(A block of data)
_ _ _
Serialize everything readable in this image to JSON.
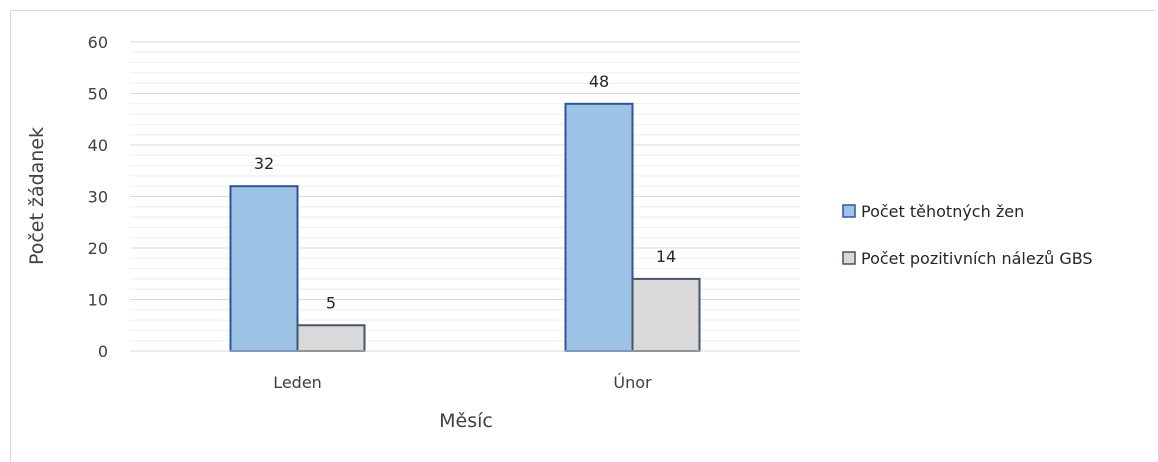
{
  "chart_data": {
    "type": "bar",
    "title": "",
    "xlabel": "Měsíc",
    "ylabel": "Počet žádanek",
    "categories": [
      "Leden",
      "Únor"
    ],
    "series": [
      {
        "name": "Počet těhotných žen",
        "values": [
          32,
          48
        ],
        "color": "#9dc3e6",
        "stroke": "#2f5597"
      },
      {
        "name": "Počet pozitivních nálezů GBS",
        "values": [
          5,
          14
        ],
        "color": "#d9d9d9",
        "stroke": "#44546a"
      }
    ],
    "ylim": [
      0,
      60
    ],
    "yticks": [
      0,
      10,
      20,
      30,
      40,
      50,
      60
    ],
    "ytick_labels": [
      "0",
      "10",
      "20",
      "30",
      "40",
      "50",
      "60"
    ],
    "data_labels": [
      [
        "32",
        "48"
      ],
      [
        "5",
        "14"
      ]
    ],
    "grid": true,
    "legend_position": "right"
  }
}
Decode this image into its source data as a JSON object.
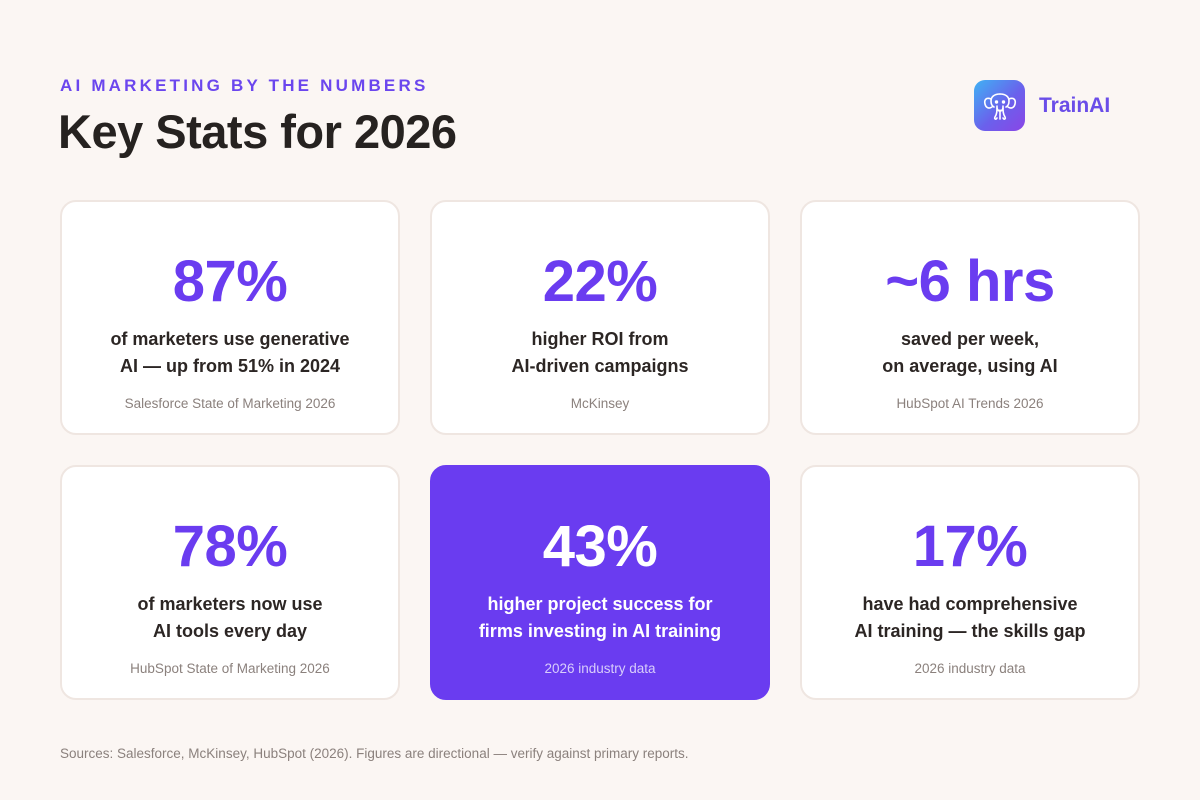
{
  "header": {
    "eyebrow": "AI MARKETING BY THE NUMBERS",
    "title": "Key Stats for 2026"
  },
  "brand": {
    "name": "TrainAI",
    "logo_icon": "elephant-icon"
  },
  "colors": {
    "accent": "#6a3cf0",
    "background": "#fbf6f3",
    "card": "#ffffff",
    "muted_text": "#8b817d"
  },
  "stats": [
    {
      "value": "87%",
      "lines": [
        "of marketers use generative",
        "AI — up from 51% in 2024"
      ],
      "source": "Salesforce State of Marketing 2026",
      "highlighted": false
    },
    {
      "value": "22%",
      "lines": [
        "higher ROI from",
        "AI-driven campaigns"
      ],
      "source": "McKinsey",
      "highlighted": false
    },
    {
      "value": "~6 hrs",
      "lines": [
        "saved per week,",
        "on average, using AI"
      ],
      "source": "HubSpot AI Trends 2026",
      "highlighted": false
    },
    {
      "value": "78%",
      "lines": [
        "of marketers now use",
        "AI tools every day"
      ],
      "source": "HubSpot State of Marketing 2026",
      "highlighted": false
    },
    {
      "value": "43%",
      "lines": [
        "higher project success for",
        "firms investing in AI training"
      ],
      "source": "2026 industry data",
      "highlighted": true
    },
    {
      "value": "17%",
      "lines": [
        "have had comprehensive",
        "AI training — the skills gap"
      ],
      "source": "2026 industry data",
      "highlighted": false
    }
  ],
  "footnote": "Sources: Salesforce, McKinsey, HubSpot (2026). Figures are directional — verify against primary reports."
}
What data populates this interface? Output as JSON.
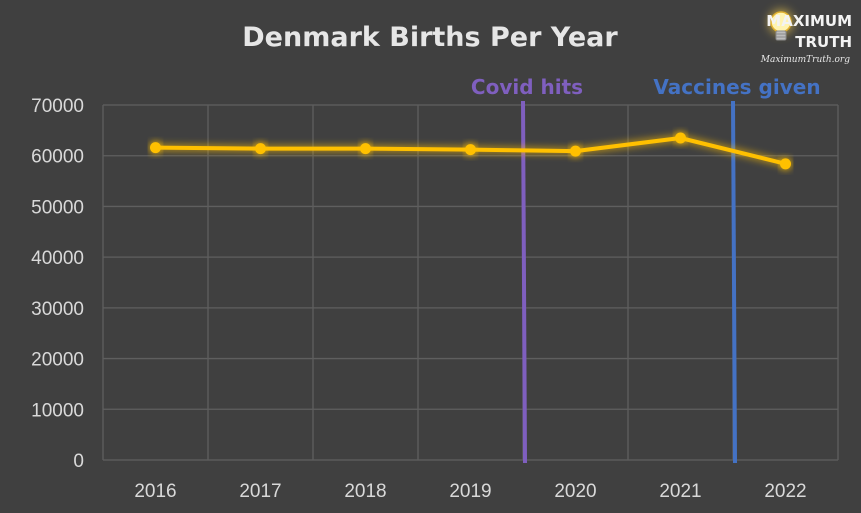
_ _ _
● TASK REQUIREMENTS: Read the entries above, then pull out the lines that include "Salesforce".

● SOLVED EXERCISE:
      "source": "Salesforce State of Marketing 2026",
  "footnote": "Sources: Salesforce, McKinsey, HubSpot (2026). Figures are directional — verify against primary reports."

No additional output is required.